#### Exercise aim:
Write the listing below out again exactly, dropping the images.

## START Provided records

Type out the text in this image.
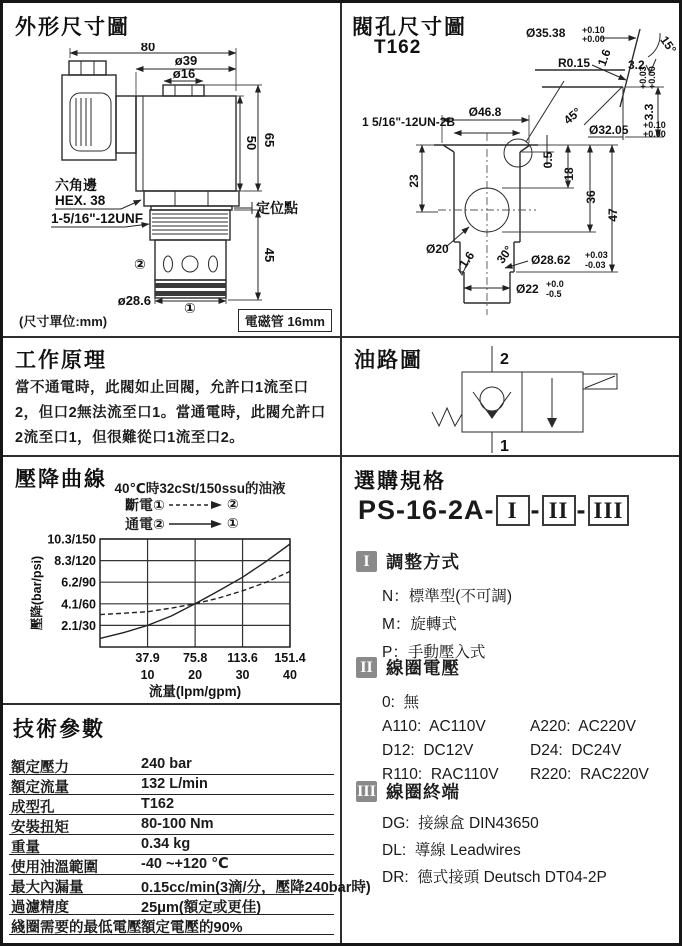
外形尺寸圖
80
ø39
ø16
50 65
45
ø28.6
定位點
六角邊
HEX. 38
1-5/16"-12UNF
②
①
(尺寸單位:mm)	電磁管 16mm
閥孔尺寸圖
T162
Ø35.38 +0.10
+0.00	15°
R0.15 1.6 3.2
45°	3.3
+0.03 +0.00
Ø32.05 +0.10
+0.00
Ø46.8
1 5/16"-12UN-2B
23
Ø20
0.5
18
36
47
30°
1.6	Ø28.62 +0.03
-0.03
Ø22 +0.0
-0.5
工作原理
當不通電時，此閥如止回閥，允許口1流至口2，但口2無法流至口1。當通電時，此閥允許口2流至口1，但很難從口1流至口2。
油路圖	2
1
壓降曲線 40℃時32cSt/150ssu的油液
斷電①	②
通電②	①
壓降(bar/psi)
流量(lpm/gpm)
2.1/30
4.1/60
6.2/90
8.3/120
10.3/150
37.9
10
75.8
20
113.6
30
151.4
40
技術參數
額定壓力	240 bar
額定流量	132 L/min
成型孔	T162
安裝扭矩	80-100 Nm
重量	0.34 kg
使用油溫範圍	-40 ~+120 ℃
最大內漏量	0.15cc/min(3滴/分，壓降240bar時)
過濾精度	25μm(額定或更佳)
綫圈需要的最低電壓 額定電壓的90%
選購規格
PS-16-2A- I - II - III
I 調整方式
N：標準型(不可調)
M：旋轉式
P：手動壓入式
II 線圈電壓
0:  無
A110:  AC110V	A220:  AC220V
D12:  DC12V	D24:  DC24V
R110:  RAC110V	R220:  RAC220V
III 線圈終端
DG:  接線盒 DIN43650
DL:  導線 Leadwires
DR:  德式接頭 Deutsch DT04-2P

## END Provided records

#### Written answer:
Type out the text in this image.
外形尺寸圖
80
ø39
ø16
50 65
45
ø28.6
定位點
六角邊
HEX. 38
1-5/16"-12UNF
②
①
(尺寸單位:mm)	電磁管 16mm
閥孔尺寸圖
T162
Ø35.38 +0.10
+0.00	15°
R0.15 1.6 3.2
45°	3.3
+0.03 +0.00
Ø32.05 +0.10
+0.00
Ø46.8
1 5/16"-12UN-2B
23
Ø20
0.5
18
36
47
30°
1.6	Ø28.62 +0.03
-0.03
Ø22 +0.0
-0.5
工作原理
當不通電時，此閥如止回閥，允許口1流至口2，但口2無法流至口1。當通電時，此閥允許口2流至口1，但很難從口1流至口2。
油路圖	2
1
壓降曲線 40℃時32cSt/150ssu的油液
斷電①	②
通電②	①
壓降(bar/psi)
流量(lpm/gpm)
2.1/30
4.1/60
6.2/90
8.3/120
10.3/150
37.9
10
75.8
20
113.6
30
151.4
40
技術參數
額定壓力	240 bar
額定流量	132 L/min
成型孔	T162
安裝扭矩	80-100 Nm
重量	0.34 kg
使用油溫範圍	-40 ~+120 ℃
最大內漏量	0.15cc/min(3滴/分，壓降240bar時)
過濾精度	25μm(額定或更佳)
綫圈需要的最低電壓 額定電壓的90%
選購規格
PS-16-2A- I - II - III
I 調整方式
N：標準型(不可調)
M：旋轉式
P：手動壓入式
II 線圈電壓
0:  無
A110:  AC110V	A220:  AC220V
D12:  DC12V	D24:  DC24V
R110:  RAC110V	R220:  RAC220V
III 線圈終端
DG:  接線盒 DIN43650
DL:  導線 Leadwires
DR:  德式接頭 Deutsch DT04-2P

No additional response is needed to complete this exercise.